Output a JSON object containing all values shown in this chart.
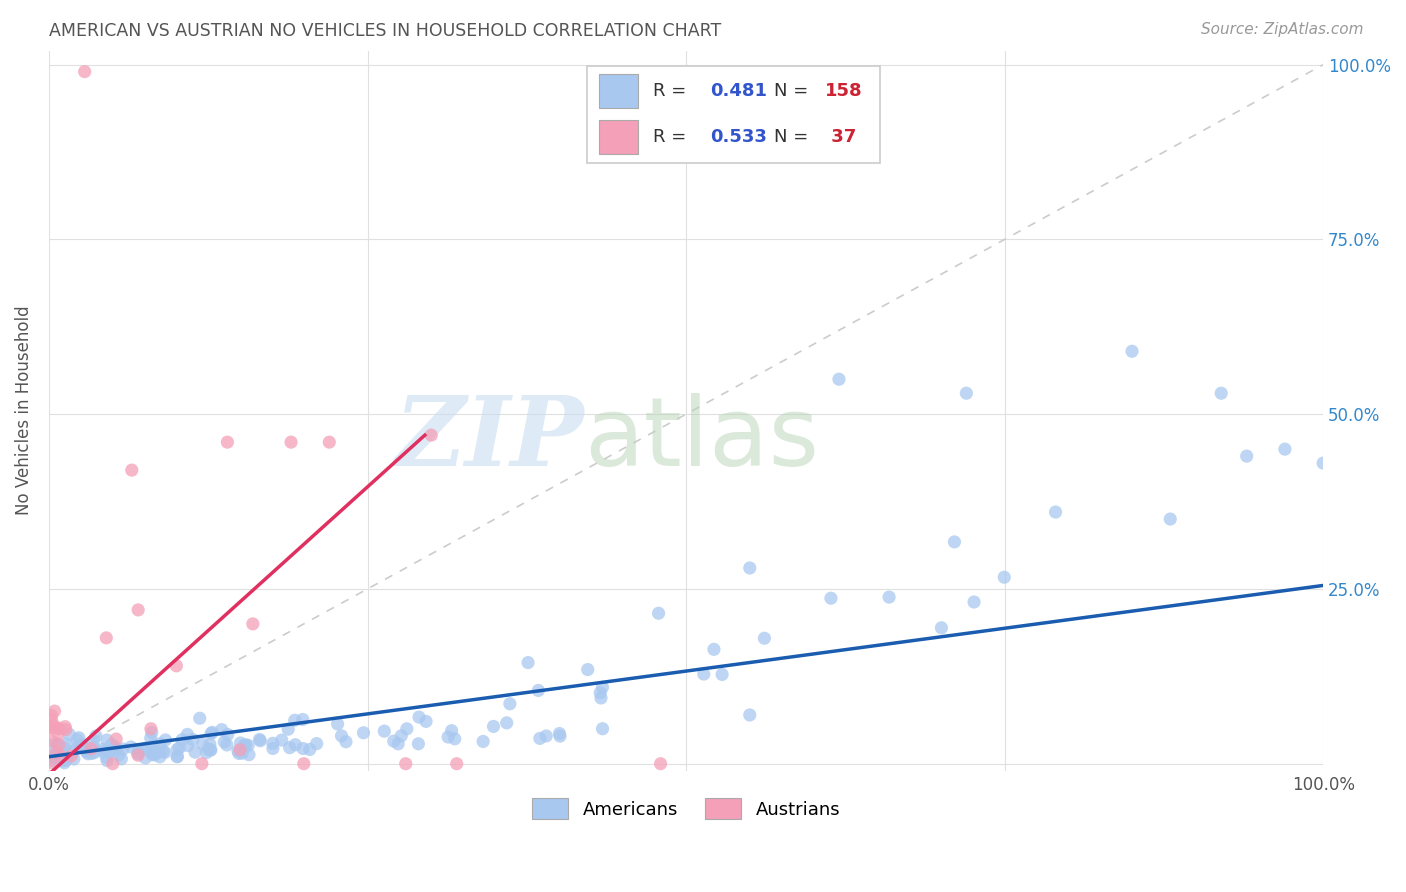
{
  "title": "AMERICAN VS AUSTRIAN NO VEHICLES IN HOUSEHOLD CORRELATION CHART",
  "source": "Source: ZipAtlas.com",
  "ylabel": "No Vehicles in Household",
  "xlim": [
    0,
    1.0
  ],
  "ylim": [
    0,
    1.0
  ],
  "american_color": "#A8C8F0",
  "austrian_color": "#F4A0B8",
  "american_line_color": "#1A5CB0",
  "austrian_line_color": "#E03060",
  "r_american": 0.481,
  "n_american": 158,
  "r_austrian": 0.533,
  "n_austrian": 37,
  "diagonal_color": "#CCCCCC",
  "legend_r_color": "#3355CC",
  "legend_n_color": "#CC2233",
  "grid_color": "#E0E0E0",
  "tick_color": "#3388CC"
}
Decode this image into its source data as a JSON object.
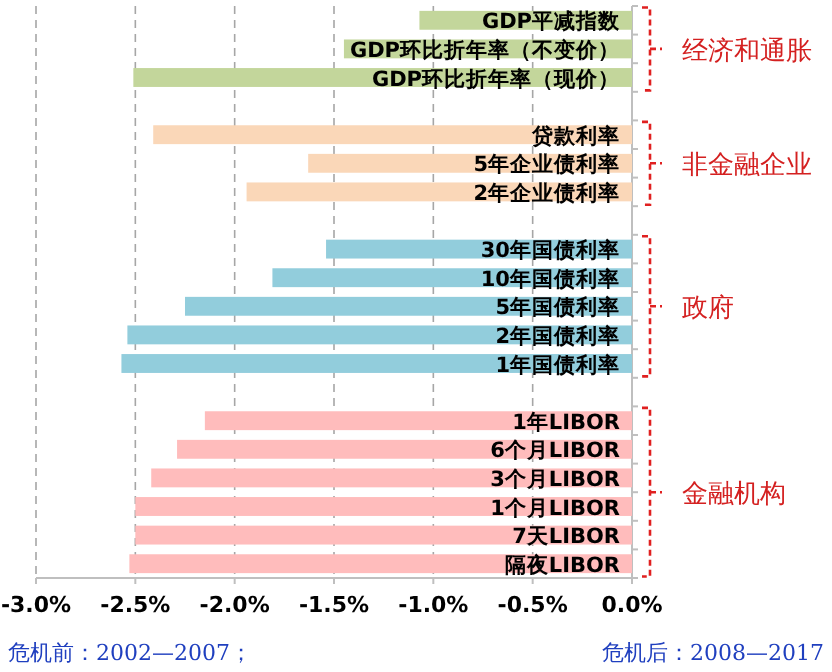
{
  "chart_data": {
    "type": "bar",
    "orientation": "horizontal",
    "grid": "x",
    "categories": [
      "GDP平减指数",
      "GDP环比折年率（不变价）",
      "GDP环比折年率（现价）",
      null,
      "贷款利率",
      "5年企业债利率",
      "2年企业债利率",
      null,
      "30年国债利率",
      "10年国债利率",
      "5年国债利率",
      "2年国债利率",
      "1年国债利率",
      null,
      "1年LIBOR",
      "6个月LIBOR",
      "3个月LIBOR",
      "1个月LIBOR",
      "7天LIBOR",
      "隔夜LIBOR"
    ],
    "values": [
      -1.07,
      -1.45,
      -2.51,
      null,
      -2.41,
      -1.63,
      -1.94,
      null,
      -1.54,
      -1.81,
      -2.25,
      -2.54,
      -2.57,
      null,
      -2.15,
      -2.29,
      -2.42,
      -2.5,
      -2.5,
      -2.53
    ],
    "colors": [
      "#c3d69b",
      "#c3d69b",
      "#c3d69b",
      null,
      "#fad7b8",
      "#fad7b8",
      "#fad7b8",
      null,
      "#92cddc",
      "#92cddc",
      "#92cddc",
      "#92cddc",
      "#92cddc",
      null,
      "#ffbcbc",
      "#ffbcbc",
      "#ffbcbc",
      "#ffbcbc",
      "#ffbcbc",
      "#ffbcbc"
    ],
    "xlim": [
      -3,
      0
    ],
    "xticks": [
      {
        "value": -3,
        "label": "-3.0%"
      },
      {
        "value": -2.5,
        "label": "-2.5%"
      },
      {
        "value": -2,
        "label": "-2.0%"
      },
      {
        "value": -1.5,
        "label": "-1.5%"
      },
      {
        "value": -1,
        "label": "-1.0%"
      },
      {
        "value": -0.5,
        "label": "-0.5%"
      },
      {
        "value": 0,
        "label": "0.0%"
      }
    ],
    "annotations": [
      "经济和通胀",
      "非金融企业",
      "政府",
      "金融机构",
      "危机前：2002—2007；",
      "危机后：2008—2017"
    ]
  }
}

· · · · ·

- Your task: Leave the pictures out and print the records above exactly as they stand.

- Correct answer:
Output a JSON object containing all values shown in this chart.
{
  "title": "AMERICAN VS AUSTRIAN NO VEHICLES IN HOUSEHOLD CORRELATION CHART",
  "source": "Source: ZipAtlas.com",
  "ylabel": "No Vehicles in Household",
  "xlim": [
    0,
    1.0
  ],
  "ylim": [
    0,
    1.0
  ],
  "american_color": "#A8C8F0",
  "austrian_color": "#F4A0B8",
  "american_line_color": "#1A5CB0",
  "austrian_line_color": "#E03060",
  "r_american": 0.481,
  "n_american": 158,
  "r_austrian": 0.533,
  "n_austrian": 37,
  "diagonal_color": "#CCCCCC",
  "legend_r_color": "#3355CC",
  "legend_n_color": "#CC2233",
  "grid_color": "#E0E0E0",
  "tick_color": "#3388CC"
}
Decode this image into its source data as a JSON object.
{
  "chart_data": {
    "type": "bar",
    "orientation": "horizontal",
    "grid": "x",
    "categories": [
      "GDP平减指数",
      "GDP环比折年率（不变价）",
      "GDP环比折年率（现价）",
      null,
      "贷款利率",
      "5年企业债利率",
      "2年企业债利率",
      null,
      "30年国债利率",
      "10年国债利率",
      "5年国债利率",
      "2年国债利率",
      "1年国债利率",
      null,
      "1年LIBOR",
      "6个月LIBOR",
      "3个月LIBOR",
      "1个月LIBOR",
      "7天LIBOR",
      "隔夜LIBOR"
    ],
    "values": [
      -1.07,
      -1.45,
      -2.51,
      null,
      -2.41,
      -1.63,
      -1.94,
      null,
      -1.54,
      -1.81,
      -2.25,
      -2.54,
      -2.57,
      null,
      -2.15,
      -2.29,
      -2.42,
      -2.5,
      -2.5,
      -2.53
    ],
    "colors": [
      "#c3d69b",
      "#c3d69b",
      "#c3d69b",
      null,
      "#fad7b8",
      "#fad7b8",
      "#fad7b8",
      null,
      "#92cddc",
      "#92cddc",
      "#92cddc",
      "#92cddc",
      "#92cddc",
      null,
      "#ffbcbc",
      "#ffbcbc",
      "#ffbcbc",
      "#ffbcbc",
      "#ffbcbc",
      "#ffbcbc"
    ],
    "xlim": [
      -3,
      0
    ],
    "xticks": [
      {
        "value": -3,
        "label": "-3.0%"
      },
      {
        "value": -2.5,
        "label": "-2.5%"
      },
      {
        "value": -2,
        "label": "-2.0%"
      },
      {
        "value": -1.5,
        "label": "-1.5%"
      },
      {
        "value": -1,
        "label": "-1.0%"
      },
      {
        "value": -0.5,
        "label": "-0.5%"
      },
      {
        "value": 0,
        "label": "0.0%"
      }
    ],
    "annotations": [
      "经济和通胀",
      "非金融企业",
      "政府",
      "金融机构",
      "危机前：2002—2007；",
      "危机后：2008—2017"
    ]
  }
}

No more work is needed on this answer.